• [TASK DESCRIPTION] Listed below are entries; give the number of lines among them that include "content", and only that number.

• [SUPPLIED MATERIAL]

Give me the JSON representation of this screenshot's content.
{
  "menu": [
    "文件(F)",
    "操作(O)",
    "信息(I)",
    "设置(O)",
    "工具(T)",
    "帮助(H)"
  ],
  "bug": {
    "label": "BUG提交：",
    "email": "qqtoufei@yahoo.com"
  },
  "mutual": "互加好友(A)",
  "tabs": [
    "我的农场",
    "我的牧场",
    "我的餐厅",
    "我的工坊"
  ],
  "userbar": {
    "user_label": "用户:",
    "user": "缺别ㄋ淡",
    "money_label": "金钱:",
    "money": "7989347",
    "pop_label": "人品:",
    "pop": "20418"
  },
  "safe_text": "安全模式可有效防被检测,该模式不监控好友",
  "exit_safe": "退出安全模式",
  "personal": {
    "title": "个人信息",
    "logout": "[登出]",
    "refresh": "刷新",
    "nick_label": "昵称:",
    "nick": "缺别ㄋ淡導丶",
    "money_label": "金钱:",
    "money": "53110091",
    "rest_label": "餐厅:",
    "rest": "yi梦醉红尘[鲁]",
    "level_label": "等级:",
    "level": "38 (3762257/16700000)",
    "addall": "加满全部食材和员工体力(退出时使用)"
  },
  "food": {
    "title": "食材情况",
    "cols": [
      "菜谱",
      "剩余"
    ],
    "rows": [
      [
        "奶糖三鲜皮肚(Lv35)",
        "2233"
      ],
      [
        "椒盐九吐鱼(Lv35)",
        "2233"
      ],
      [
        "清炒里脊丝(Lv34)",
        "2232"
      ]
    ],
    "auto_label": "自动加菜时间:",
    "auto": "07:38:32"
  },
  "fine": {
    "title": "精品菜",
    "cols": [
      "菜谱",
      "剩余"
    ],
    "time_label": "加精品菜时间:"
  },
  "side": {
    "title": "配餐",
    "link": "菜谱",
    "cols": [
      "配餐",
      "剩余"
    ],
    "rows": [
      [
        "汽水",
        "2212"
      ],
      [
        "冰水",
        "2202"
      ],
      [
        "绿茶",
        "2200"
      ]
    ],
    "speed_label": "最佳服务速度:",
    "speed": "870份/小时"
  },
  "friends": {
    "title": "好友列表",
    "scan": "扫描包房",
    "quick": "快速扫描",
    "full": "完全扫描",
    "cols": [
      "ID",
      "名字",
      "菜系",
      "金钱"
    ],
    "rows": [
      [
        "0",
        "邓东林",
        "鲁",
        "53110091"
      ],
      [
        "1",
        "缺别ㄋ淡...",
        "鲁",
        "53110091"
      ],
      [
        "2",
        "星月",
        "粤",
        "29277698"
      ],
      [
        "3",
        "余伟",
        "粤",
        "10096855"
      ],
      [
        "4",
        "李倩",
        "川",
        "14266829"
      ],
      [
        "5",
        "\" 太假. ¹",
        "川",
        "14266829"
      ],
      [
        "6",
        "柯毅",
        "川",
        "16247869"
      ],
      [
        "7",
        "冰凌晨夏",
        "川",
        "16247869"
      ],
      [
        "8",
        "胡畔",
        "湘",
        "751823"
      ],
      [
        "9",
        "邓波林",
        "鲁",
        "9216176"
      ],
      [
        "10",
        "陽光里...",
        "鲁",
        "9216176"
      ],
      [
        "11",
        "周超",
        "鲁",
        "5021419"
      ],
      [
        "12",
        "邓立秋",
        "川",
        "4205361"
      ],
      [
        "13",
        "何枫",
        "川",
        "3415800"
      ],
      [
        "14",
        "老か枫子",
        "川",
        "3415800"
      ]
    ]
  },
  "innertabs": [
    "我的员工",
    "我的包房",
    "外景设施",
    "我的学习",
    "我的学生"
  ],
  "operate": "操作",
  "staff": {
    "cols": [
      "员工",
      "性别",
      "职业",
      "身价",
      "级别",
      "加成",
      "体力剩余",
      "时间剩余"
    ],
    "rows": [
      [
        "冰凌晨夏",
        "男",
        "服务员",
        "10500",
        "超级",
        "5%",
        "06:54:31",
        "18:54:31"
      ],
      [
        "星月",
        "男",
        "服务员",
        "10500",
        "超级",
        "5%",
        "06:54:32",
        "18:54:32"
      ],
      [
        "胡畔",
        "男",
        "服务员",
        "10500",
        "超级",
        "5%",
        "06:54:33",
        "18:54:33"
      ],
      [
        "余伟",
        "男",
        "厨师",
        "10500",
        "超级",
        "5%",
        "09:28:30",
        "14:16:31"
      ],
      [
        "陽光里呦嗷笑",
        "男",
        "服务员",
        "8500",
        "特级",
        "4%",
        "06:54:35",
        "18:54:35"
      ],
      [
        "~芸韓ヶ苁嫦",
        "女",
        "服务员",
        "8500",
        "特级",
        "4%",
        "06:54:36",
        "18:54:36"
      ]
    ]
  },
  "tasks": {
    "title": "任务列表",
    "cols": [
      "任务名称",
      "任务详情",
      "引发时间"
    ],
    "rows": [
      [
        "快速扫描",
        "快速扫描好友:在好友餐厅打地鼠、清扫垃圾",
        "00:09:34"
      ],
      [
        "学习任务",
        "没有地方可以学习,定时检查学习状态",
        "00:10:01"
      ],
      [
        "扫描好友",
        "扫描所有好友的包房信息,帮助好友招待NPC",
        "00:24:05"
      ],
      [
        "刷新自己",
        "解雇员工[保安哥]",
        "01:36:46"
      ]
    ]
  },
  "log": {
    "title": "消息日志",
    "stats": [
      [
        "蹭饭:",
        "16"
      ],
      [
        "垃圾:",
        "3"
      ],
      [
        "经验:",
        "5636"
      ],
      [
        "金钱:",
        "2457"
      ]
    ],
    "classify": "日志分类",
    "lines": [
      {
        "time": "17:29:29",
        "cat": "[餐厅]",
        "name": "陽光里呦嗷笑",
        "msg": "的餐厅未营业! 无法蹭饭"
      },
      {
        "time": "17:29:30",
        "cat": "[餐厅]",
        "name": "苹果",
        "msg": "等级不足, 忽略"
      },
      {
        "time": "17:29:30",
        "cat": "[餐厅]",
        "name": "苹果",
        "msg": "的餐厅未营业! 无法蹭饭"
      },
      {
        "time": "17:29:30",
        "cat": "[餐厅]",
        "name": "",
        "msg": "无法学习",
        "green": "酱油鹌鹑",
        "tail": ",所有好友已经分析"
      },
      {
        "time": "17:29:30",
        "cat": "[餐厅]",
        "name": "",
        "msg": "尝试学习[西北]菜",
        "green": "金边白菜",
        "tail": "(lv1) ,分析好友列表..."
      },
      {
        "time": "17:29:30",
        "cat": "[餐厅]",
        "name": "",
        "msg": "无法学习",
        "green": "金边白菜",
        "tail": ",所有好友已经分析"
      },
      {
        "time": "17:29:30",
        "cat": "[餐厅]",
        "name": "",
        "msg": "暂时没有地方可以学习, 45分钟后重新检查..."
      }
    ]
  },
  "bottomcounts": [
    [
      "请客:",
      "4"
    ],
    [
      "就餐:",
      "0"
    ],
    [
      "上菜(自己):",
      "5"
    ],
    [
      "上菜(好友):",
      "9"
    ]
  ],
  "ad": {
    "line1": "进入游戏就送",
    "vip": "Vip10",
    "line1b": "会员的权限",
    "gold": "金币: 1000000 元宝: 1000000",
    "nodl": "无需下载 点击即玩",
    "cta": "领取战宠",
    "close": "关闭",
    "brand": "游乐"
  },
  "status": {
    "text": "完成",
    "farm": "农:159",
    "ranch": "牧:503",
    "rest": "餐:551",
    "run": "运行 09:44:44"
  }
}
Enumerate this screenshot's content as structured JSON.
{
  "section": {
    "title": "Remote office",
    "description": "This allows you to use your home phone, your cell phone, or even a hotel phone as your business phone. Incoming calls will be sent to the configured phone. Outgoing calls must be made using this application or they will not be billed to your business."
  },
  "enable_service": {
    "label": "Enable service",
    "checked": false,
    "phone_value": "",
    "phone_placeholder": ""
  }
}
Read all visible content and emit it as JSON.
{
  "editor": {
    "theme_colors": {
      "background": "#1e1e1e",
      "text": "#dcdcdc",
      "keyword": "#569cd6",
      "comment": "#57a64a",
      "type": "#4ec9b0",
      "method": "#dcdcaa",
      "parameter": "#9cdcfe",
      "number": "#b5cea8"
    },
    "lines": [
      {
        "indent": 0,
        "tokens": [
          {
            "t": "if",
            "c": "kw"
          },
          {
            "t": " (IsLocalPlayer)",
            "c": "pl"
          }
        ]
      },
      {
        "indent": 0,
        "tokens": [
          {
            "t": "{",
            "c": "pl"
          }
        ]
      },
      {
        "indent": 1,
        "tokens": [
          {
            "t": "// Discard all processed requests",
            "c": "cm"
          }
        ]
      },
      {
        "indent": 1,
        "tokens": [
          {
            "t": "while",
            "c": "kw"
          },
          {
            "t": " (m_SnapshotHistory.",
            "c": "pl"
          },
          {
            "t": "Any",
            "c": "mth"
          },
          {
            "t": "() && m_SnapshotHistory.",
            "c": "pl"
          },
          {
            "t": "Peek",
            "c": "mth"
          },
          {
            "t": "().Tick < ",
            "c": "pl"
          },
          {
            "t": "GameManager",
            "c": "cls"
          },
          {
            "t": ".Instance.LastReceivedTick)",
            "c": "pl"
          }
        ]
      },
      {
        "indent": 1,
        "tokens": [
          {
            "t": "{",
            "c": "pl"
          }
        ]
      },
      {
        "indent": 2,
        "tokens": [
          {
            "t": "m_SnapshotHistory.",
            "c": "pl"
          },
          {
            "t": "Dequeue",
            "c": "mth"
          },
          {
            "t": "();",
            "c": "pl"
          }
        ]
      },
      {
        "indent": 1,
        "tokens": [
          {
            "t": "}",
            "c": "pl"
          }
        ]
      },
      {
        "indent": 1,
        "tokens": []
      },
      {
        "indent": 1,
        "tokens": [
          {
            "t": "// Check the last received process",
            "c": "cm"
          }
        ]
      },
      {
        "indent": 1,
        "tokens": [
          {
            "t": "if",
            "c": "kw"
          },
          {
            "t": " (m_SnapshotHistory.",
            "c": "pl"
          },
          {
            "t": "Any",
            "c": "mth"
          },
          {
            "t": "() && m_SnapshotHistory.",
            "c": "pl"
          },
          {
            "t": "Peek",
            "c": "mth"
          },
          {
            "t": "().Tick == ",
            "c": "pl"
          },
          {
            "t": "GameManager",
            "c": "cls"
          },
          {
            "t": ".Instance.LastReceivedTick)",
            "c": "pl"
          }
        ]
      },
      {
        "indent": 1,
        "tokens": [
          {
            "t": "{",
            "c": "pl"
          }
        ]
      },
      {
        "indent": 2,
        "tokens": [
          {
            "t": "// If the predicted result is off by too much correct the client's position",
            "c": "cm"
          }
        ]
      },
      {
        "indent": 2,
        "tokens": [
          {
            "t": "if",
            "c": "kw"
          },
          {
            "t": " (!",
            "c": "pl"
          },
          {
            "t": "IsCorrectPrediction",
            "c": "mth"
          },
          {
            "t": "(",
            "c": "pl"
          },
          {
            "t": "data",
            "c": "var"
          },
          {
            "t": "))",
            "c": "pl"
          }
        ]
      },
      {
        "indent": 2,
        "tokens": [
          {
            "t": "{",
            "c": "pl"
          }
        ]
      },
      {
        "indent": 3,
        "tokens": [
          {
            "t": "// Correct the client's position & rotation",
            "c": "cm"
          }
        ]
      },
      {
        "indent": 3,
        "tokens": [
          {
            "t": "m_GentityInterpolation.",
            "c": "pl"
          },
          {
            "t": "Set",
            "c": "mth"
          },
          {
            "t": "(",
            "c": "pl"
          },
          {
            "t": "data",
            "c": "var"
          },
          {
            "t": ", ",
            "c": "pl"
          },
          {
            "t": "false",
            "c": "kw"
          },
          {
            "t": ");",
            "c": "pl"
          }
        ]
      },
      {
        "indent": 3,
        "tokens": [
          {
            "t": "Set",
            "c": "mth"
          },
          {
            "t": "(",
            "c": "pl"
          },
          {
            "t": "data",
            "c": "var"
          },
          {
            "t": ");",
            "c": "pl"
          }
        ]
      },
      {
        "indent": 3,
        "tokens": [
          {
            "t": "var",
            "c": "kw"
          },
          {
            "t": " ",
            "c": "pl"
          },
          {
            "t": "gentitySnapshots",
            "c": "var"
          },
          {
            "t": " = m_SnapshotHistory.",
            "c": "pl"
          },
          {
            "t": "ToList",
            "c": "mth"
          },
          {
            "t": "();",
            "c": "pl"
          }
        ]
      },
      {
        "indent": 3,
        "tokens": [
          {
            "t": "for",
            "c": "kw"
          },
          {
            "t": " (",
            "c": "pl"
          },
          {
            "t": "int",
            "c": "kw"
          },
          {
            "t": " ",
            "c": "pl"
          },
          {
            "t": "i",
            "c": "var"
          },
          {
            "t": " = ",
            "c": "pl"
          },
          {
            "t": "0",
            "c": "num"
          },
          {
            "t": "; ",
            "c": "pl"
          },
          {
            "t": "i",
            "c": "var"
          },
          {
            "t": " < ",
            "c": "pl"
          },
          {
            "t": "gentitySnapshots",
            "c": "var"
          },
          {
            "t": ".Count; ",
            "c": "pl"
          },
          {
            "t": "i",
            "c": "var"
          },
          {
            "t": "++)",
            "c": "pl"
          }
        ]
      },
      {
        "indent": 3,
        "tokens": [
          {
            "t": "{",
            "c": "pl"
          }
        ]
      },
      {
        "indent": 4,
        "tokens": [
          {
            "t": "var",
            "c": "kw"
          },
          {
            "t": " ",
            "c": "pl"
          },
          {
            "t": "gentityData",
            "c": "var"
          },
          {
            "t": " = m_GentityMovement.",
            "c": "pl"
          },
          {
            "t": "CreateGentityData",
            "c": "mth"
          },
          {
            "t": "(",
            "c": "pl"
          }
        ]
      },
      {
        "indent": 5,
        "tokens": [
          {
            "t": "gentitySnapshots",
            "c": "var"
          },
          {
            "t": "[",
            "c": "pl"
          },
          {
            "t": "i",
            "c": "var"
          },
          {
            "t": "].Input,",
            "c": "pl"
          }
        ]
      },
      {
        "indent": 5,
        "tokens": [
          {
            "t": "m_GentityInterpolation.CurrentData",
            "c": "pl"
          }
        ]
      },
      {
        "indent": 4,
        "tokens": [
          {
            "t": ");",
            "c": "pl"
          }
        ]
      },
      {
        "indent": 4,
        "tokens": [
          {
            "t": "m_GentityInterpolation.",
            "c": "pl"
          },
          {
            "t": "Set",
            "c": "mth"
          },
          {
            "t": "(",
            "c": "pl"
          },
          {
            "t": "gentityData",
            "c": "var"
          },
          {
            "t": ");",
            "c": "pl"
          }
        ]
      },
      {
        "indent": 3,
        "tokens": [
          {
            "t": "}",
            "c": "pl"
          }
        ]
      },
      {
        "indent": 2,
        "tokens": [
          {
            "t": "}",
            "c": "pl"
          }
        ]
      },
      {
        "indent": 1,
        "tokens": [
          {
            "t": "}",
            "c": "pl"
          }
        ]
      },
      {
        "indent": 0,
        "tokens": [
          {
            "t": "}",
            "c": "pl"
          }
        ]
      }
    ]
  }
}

• [ANSWER TO THE TASK] 3